Collected data
··········
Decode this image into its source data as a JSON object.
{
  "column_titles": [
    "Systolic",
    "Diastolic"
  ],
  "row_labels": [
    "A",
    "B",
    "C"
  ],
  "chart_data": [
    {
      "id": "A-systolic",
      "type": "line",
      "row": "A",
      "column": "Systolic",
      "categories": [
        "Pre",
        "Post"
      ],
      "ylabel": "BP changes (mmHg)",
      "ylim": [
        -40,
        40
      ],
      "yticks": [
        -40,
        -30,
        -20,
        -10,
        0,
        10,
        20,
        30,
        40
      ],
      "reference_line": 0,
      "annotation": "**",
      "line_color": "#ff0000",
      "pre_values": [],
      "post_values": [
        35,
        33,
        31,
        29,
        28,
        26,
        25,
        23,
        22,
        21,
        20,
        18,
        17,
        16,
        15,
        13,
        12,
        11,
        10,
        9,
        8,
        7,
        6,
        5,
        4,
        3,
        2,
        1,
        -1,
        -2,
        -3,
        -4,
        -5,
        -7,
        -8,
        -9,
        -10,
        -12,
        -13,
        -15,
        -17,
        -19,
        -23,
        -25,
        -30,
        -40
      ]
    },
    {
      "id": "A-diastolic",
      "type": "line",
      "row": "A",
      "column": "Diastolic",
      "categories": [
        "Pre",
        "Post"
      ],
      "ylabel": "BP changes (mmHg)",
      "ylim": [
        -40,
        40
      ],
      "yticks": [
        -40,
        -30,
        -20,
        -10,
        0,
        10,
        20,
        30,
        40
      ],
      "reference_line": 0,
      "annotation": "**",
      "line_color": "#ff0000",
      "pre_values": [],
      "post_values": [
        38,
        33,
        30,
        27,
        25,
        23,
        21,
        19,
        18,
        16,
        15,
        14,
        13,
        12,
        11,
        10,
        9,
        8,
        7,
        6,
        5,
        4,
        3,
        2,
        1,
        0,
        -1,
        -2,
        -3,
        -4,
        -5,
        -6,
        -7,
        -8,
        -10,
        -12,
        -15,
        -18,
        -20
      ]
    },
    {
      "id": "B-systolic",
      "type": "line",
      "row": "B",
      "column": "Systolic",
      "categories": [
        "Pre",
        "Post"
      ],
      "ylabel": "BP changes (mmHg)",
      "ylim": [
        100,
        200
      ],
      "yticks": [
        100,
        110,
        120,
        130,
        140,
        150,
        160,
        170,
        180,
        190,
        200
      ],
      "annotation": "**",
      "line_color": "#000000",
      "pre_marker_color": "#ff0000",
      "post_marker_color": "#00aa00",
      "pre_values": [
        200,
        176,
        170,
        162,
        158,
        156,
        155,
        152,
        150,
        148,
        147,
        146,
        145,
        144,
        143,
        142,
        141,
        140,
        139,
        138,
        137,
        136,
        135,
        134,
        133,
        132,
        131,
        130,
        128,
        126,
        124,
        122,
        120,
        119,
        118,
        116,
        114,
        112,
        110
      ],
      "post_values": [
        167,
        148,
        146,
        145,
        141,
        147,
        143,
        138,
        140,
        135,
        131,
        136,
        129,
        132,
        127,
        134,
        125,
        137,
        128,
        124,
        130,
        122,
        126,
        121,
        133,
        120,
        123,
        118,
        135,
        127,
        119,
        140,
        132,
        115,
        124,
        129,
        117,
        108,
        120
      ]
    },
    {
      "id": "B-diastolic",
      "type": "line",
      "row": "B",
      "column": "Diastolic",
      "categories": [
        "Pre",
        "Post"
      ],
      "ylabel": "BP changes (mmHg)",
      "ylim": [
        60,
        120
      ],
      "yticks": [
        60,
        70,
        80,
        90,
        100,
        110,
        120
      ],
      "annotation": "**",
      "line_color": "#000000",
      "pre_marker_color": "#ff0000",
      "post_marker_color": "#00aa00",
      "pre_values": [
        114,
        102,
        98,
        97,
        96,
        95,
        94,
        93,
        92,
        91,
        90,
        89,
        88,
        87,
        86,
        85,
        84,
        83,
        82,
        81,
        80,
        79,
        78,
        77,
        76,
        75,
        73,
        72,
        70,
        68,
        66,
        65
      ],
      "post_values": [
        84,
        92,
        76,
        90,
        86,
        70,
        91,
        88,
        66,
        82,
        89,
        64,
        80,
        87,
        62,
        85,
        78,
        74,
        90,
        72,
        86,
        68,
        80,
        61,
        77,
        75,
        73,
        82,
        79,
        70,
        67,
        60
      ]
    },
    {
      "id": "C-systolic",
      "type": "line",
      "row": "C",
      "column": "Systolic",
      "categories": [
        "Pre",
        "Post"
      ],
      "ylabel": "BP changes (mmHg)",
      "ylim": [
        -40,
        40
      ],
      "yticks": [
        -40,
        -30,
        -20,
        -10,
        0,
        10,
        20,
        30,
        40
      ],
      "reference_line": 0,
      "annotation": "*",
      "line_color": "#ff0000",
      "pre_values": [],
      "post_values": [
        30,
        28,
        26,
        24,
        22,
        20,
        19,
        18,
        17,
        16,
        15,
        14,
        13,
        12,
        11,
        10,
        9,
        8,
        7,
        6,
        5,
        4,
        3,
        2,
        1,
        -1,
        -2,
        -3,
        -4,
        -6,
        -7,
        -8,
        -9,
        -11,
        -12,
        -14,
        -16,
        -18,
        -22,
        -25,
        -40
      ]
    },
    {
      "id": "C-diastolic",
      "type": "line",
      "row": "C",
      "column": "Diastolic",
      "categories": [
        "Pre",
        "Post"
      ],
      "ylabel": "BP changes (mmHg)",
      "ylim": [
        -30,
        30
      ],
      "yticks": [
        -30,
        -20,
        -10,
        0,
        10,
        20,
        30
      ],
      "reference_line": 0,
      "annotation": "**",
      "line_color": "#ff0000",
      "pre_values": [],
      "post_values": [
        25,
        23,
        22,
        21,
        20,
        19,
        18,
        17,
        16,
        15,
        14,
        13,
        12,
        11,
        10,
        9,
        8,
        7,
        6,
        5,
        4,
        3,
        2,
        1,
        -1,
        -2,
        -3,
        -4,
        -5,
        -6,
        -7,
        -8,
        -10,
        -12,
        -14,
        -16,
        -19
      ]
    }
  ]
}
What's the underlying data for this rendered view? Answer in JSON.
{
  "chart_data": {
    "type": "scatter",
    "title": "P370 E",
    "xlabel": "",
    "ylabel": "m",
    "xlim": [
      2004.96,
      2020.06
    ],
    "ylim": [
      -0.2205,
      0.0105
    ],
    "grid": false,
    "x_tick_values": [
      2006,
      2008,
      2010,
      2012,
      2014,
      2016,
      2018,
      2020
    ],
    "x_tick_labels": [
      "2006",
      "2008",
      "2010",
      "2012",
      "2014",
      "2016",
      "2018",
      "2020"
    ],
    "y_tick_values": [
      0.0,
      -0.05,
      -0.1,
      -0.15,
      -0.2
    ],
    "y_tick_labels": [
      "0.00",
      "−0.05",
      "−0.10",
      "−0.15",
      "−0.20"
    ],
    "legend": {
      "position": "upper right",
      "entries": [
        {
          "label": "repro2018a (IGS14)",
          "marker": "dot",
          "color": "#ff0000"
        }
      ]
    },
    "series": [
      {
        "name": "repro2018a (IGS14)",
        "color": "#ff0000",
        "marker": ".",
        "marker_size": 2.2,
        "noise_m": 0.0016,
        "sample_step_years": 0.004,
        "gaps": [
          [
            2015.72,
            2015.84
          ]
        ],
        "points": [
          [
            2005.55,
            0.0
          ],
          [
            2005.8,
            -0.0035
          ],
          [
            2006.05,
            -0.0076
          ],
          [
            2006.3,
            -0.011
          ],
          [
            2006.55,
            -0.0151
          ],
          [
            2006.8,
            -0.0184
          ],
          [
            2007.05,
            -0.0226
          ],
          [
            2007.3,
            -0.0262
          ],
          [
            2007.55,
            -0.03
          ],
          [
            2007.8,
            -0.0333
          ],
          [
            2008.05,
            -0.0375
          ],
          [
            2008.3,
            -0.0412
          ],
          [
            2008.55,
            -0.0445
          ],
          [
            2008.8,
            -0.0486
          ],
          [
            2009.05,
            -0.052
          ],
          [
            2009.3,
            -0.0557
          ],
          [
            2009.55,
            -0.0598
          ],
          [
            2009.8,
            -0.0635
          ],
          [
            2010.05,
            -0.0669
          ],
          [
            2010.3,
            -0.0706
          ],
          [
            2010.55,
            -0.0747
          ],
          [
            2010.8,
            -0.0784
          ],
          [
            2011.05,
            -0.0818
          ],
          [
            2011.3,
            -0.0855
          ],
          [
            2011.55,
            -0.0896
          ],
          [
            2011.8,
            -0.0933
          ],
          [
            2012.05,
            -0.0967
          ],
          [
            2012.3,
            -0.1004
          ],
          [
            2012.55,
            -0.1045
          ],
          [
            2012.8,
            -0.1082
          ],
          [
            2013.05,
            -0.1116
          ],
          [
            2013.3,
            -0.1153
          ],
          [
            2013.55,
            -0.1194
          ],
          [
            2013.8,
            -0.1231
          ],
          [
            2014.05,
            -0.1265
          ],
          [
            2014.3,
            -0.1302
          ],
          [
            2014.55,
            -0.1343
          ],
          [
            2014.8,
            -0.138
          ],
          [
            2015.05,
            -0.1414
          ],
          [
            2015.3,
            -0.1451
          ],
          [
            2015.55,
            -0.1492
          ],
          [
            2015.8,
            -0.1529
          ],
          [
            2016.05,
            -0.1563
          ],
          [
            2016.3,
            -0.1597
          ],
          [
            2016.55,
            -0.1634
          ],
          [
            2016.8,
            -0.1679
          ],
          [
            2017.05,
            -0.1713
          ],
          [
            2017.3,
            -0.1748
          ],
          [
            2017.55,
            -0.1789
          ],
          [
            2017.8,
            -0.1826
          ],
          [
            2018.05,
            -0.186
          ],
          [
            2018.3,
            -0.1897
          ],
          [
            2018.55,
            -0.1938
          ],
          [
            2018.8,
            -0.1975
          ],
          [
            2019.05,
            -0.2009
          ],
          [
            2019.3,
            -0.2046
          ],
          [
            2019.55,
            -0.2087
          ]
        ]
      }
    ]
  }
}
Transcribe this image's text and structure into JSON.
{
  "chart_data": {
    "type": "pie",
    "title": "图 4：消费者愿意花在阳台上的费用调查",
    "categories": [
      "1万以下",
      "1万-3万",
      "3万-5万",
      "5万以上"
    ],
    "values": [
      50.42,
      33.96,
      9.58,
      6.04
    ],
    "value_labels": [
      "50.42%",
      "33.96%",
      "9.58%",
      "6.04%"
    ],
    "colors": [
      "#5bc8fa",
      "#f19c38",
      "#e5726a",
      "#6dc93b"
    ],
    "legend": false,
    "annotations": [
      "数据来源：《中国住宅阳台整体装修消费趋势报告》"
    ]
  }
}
··········
Directions for this task
Take the line with "Transcribe this image's" and all lines after it to the last line, and reproduce them exactly.

Result below
Transcribe this image's text and structure into JSON.
{
  "chart_data": {
    "type": "pie",
    "title": "图 4：消费者愿意花在阳台上的费用调查",
    "categories": [
      "1万以下",
      "1万-3万",
      "3万-5万",
      "5万以上"
    ],
    "values": [
      50.42,
      33.96,
      9.58,
      6.04
    ],
    "value_labels": [
      "50.42%",
      "33.96%",
      "9.58%",
      "6.04%"
    ],
    "colors": [
      "#5bc8fa",
      "#f19c38",
      "#e5726a",
      "#6dc93b"
    ],
    "legend": false,
    "annotations": [
      "数据来源：《中国住宅阳台整体装修消费趋势报告》"
    ]
  }
}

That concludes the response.